*What the task requires*
Copy out every line of the records where the string "JSON" occurs.

*Figure collection entries*
-*-*-

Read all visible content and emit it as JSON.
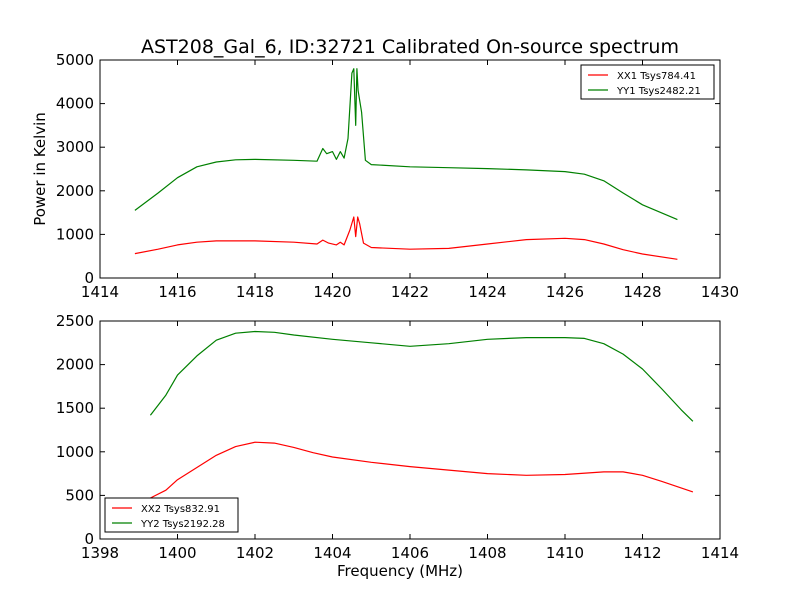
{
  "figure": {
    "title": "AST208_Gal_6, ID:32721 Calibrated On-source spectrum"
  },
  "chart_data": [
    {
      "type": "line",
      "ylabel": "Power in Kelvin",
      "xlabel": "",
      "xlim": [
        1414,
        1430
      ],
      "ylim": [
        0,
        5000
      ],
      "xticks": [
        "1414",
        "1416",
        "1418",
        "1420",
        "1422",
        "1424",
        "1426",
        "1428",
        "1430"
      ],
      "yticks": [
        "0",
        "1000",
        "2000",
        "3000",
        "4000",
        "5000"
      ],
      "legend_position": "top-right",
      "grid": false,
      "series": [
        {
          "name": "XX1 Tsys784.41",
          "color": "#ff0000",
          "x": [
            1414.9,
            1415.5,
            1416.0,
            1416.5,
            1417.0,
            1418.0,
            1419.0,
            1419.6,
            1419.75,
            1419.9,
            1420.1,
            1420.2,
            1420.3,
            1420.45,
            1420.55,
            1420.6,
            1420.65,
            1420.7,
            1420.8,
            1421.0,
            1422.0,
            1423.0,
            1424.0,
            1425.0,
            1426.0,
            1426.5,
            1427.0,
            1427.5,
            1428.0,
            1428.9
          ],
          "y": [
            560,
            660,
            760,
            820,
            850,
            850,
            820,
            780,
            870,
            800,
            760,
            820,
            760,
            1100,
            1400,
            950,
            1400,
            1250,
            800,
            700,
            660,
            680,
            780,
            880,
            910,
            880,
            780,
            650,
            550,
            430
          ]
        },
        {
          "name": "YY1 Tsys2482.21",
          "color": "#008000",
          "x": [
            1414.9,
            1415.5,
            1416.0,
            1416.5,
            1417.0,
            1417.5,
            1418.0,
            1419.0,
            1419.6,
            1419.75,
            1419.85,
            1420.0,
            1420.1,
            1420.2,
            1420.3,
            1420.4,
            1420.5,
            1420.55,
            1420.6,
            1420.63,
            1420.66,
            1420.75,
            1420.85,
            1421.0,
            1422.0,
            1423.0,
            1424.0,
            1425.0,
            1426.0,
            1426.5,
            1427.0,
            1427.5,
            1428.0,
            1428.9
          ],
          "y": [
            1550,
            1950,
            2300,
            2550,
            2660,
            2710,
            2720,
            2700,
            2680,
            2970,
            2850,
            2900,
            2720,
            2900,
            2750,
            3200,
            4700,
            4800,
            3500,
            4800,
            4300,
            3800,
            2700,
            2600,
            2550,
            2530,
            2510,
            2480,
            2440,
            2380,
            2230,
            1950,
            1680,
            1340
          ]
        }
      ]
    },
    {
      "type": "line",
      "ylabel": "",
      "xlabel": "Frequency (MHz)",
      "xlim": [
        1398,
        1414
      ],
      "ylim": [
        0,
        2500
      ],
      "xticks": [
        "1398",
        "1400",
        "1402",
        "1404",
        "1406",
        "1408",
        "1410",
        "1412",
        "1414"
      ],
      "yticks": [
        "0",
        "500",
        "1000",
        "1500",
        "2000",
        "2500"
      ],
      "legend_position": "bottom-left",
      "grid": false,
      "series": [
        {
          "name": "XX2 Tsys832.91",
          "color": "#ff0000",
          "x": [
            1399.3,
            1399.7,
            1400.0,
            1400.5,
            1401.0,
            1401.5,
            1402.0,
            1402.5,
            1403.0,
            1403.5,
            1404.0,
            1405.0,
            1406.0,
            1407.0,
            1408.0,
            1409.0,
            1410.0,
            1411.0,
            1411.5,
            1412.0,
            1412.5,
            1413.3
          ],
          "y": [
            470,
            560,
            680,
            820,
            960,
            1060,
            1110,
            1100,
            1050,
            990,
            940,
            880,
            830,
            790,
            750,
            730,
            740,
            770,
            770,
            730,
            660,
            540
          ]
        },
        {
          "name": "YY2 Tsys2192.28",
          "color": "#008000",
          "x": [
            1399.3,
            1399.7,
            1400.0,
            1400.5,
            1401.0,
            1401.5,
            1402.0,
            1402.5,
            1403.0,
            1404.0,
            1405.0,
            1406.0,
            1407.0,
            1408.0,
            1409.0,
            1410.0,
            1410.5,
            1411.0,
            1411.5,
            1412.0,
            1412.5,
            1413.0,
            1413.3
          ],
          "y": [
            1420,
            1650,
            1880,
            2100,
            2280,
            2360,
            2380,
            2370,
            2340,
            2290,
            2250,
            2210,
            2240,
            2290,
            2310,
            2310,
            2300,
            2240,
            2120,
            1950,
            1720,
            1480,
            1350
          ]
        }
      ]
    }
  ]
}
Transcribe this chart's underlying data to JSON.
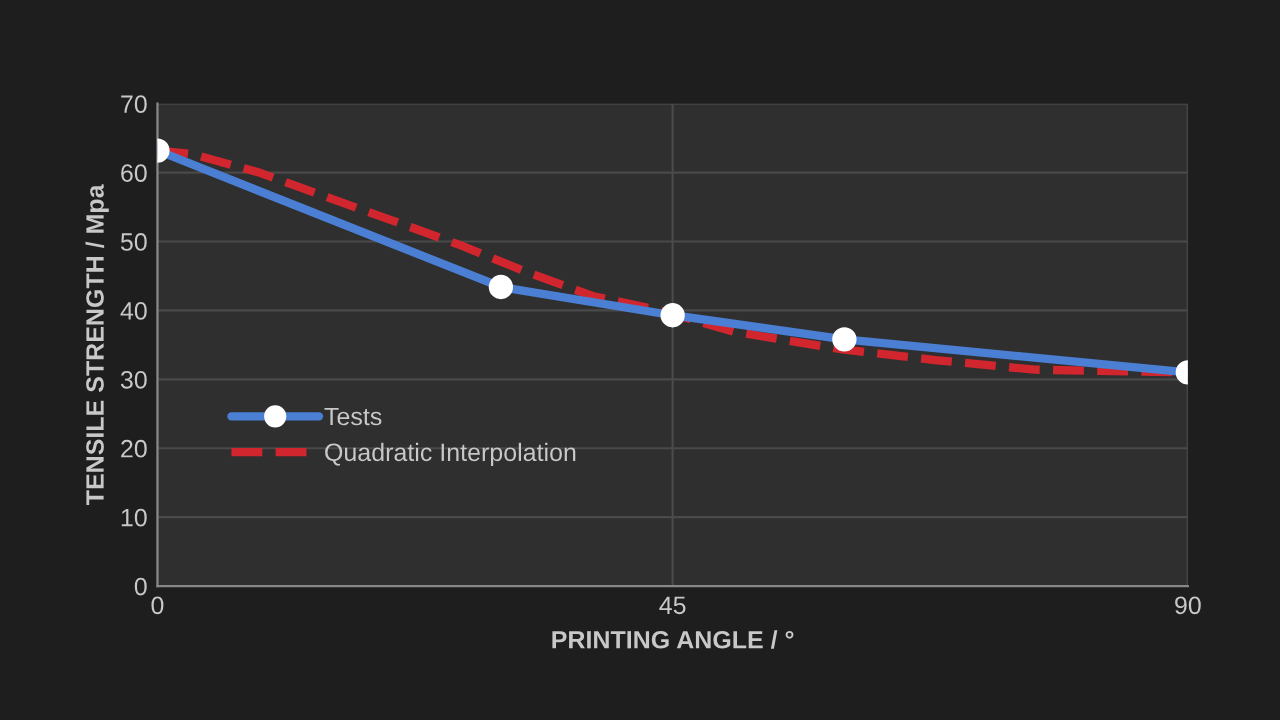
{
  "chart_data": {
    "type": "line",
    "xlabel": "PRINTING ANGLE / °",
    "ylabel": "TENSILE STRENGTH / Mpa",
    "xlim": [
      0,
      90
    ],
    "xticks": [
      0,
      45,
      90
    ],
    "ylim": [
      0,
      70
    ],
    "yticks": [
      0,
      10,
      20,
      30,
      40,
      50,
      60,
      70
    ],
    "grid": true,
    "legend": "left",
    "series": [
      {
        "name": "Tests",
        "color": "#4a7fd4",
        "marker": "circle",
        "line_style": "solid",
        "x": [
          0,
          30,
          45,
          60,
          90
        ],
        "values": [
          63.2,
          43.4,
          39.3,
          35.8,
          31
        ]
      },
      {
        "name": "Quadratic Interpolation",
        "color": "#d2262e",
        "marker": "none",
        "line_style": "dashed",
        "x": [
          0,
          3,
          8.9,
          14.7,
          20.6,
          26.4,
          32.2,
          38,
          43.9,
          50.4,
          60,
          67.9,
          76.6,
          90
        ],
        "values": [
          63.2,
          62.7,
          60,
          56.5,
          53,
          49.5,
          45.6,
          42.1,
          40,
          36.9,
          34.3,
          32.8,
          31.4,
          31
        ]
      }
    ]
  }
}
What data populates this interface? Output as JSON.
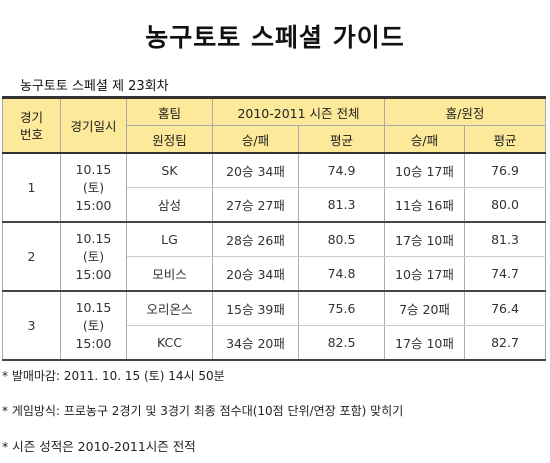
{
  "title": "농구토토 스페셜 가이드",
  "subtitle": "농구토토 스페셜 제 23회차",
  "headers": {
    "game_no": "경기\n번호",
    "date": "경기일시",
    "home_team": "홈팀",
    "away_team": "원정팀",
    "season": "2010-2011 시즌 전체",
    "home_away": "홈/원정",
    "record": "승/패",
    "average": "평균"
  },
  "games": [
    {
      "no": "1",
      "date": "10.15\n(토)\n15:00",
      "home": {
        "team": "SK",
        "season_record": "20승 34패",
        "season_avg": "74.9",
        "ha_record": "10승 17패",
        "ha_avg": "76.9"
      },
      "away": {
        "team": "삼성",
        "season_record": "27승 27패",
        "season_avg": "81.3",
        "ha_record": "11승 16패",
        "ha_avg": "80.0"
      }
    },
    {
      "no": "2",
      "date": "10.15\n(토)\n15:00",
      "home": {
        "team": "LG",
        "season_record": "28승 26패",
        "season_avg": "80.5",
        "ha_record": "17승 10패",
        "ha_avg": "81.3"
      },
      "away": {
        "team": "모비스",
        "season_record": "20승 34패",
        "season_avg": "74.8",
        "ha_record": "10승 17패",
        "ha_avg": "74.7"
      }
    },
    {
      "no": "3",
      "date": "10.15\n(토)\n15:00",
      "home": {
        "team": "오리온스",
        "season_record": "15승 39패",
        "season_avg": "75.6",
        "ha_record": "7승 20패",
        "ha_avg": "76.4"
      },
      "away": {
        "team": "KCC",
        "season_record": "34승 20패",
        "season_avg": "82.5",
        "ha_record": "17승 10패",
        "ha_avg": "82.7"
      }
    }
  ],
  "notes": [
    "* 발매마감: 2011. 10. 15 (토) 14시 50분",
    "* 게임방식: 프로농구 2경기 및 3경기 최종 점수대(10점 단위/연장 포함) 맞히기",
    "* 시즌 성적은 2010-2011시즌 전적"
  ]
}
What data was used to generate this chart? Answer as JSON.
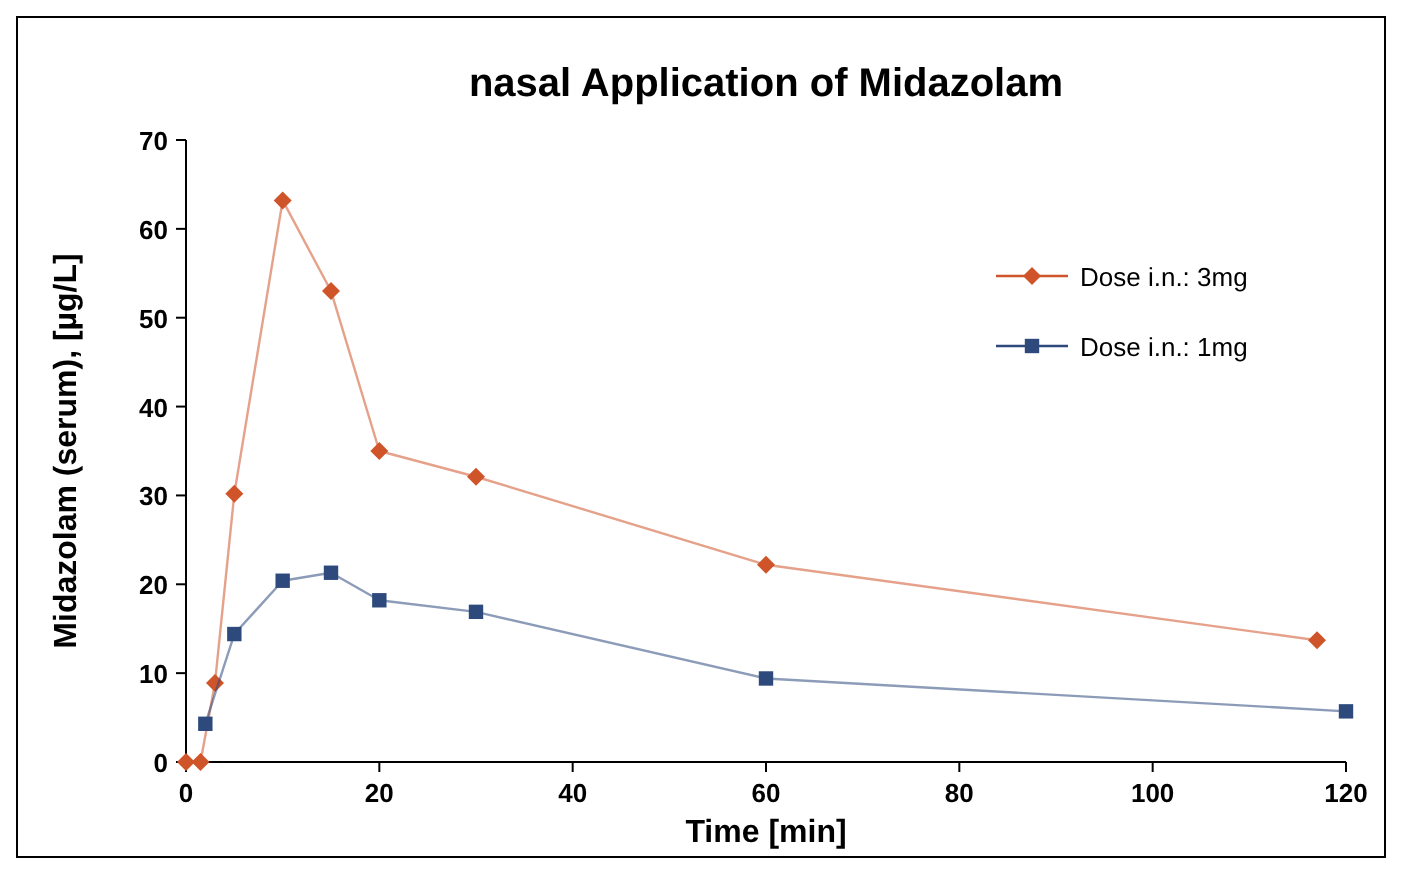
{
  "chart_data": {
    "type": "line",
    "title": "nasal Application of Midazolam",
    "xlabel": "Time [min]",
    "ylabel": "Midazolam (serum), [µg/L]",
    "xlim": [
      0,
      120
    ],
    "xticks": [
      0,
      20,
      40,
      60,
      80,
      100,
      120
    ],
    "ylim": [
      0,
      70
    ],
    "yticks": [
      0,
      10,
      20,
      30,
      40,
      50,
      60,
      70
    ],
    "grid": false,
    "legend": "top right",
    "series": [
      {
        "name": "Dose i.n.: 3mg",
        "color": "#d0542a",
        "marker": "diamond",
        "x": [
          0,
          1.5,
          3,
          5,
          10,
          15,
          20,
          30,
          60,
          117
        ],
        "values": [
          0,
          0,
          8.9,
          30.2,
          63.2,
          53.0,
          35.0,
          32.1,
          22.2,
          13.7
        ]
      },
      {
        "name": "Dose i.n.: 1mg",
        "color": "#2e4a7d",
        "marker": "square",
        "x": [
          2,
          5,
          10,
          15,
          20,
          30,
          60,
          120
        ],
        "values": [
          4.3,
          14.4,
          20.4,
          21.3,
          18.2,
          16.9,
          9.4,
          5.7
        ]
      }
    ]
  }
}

-*-*-

*Solution for this problem*
Read all visible content and emit it as JSON.
Transcribe this chart's underlying data to JSON.
What data populates this interface? Output as JSON.
What data was used to generate this chart? Answer as JSON.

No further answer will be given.